═══ Data provided

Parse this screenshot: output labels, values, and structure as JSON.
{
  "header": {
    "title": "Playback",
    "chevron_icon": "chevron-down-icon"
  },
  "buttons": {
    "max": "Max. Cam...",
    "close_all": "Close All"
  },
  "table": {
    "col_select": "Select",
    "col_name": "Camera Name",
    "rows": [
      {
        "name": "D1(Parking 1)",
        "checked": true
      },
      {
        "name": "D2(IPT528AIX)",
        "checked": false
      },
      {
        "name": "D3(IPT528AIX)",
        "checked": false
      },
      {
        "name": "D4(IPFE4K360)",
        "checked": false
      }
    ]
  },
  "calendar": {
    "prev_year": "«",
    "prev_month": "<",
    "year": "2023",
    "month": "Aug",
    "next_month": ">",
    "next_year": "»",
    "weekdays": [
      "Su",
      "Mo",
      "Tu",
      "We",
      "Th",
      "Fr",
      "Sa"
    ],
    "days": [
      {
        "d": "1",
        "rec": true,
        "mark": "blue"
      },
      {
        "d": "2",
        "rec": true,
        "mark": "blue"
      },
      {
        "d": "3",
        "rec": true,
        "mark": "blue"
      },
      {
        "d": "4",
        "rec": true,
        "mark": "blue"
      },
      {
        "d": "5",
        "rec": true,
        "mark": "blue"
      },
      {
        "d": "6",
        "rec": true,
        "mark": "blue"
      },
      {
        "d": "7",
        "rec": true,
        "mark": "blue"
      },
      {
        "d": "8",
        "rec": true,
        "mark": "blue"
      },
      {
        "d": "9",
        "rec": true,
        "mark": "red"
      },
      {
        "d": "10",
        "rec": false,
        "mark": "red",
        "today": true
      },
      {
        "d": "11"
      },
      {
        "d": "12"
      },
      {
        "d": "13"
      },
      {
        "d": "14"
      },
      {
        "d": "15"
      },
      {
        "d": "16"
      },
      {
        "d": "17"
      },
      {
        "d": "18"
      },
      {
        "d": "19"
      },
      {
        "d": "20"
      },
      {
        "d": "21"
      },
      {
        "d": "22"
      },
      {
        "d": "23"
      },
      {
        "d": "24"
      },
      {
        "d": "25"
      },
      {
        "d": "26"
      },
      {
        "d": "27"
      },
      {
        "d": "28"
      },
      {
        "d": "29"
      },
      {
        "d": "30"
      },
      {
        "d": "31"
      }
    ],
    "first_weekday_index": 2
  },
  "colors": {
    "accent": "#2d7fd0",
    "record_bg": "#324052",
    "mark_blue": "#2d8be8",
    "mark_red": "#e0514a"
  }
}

══════

Task objective: Reproduce the full set of records precisely.

Exercise result:
Parse this screenshot: output labels, values, and structure as JSON.
{
  "header": {
    "title": "Playback",
    "chevron_icon": "chevron-down-icon"
  },
  "buttons": {
    "max": "Max. Cam...",
    "close_all": "Close All"
  },
  "table": {
    "col_select": "Select",
    "col_name": "Camera Name",
    "rows": [
      {
        "name": "D1(Parking 1)",
        "checked": true
      },
      {
        "name": "D2(IPT528AIX)",
        "checked": false
      },
      {
        "name": "D3(IPT528AIX)",
        "checked": false
      },
      {
        "name": "D4(IPFE4K360)",
        "checked": false
      }
    ]
  },
  "calendar": {
    "prev_year": "«",
    "prev_month": "<",
    "year": "2023",
    "month": "Aug",
    "next_month": ">",
    "next_year": "»",
    "weekdays": [
      "Su",
      "Mo",
      "Tu",
      "We",
      "Th",
      "Fr",
      "Sa"
    ],
    "days": [
      {
        "d": "1",
        "rec": true,
        "mark": "blue"
      },
      {
        "d": "2",
        "rec": true,
        "mark": "blue"
      },
      {
        "d": "3",
        "rec": true,
        "mark": "blue"
      },
      {
        "d": "4",
        "rec": true,
        "mark": "blue"
      },
      {
        "d": "5",
        "rec": true,
        "mark": "blue"
      },
      {
        "d": "6",
        "rec": true,
        "mark": "blue"
      },
      {
        "d": "7",
        "rec": true,
        "mark": "blue"
      },
      {
        "d": "8",
        "rec": true,
        "mark": "blue"
      },
      {
        "d": "9",
        "rec": true,
        "mark": "red"
      },
      {
        "d": "10",
        "rec": false,
        "mark": "red",
        "today": true
      },
      {
        "d": "11"
      },
      {
        "d": "12"
      },
      {
        "d": "13"
      },
      {
        "d": "14"
      },
      {
        "d": "15"
      },
      {
        "d": "16"
      },
      {
        "d": "17"
      },
      {
        "d": "18"
      },
      {
        "d": "19"
      },
      {
        "d": "20"
      },
      {
        "d": "21"
      },
      {
        "d": "22"
      },
      {
        "d": "23"
      },
      {
        "d": "24"
      },
      {
        "d": "25"
      },
      {
        "d": "26"
      },
      {
        "d": "27"
      },
      {
        "d": "28"
      },
      {
        "d": "29"
      },
      {
        "d": "30"
      },
      {
        "d": "31"
      }
    ],
    "first_weekday_index": 2
  },
  "colors": {
    "accent": "#2d7fd0",
    "record_bg": "#324052",
    "mark_blue": "#2d8be8",
    "mark_red": "#e0514a"
  }
}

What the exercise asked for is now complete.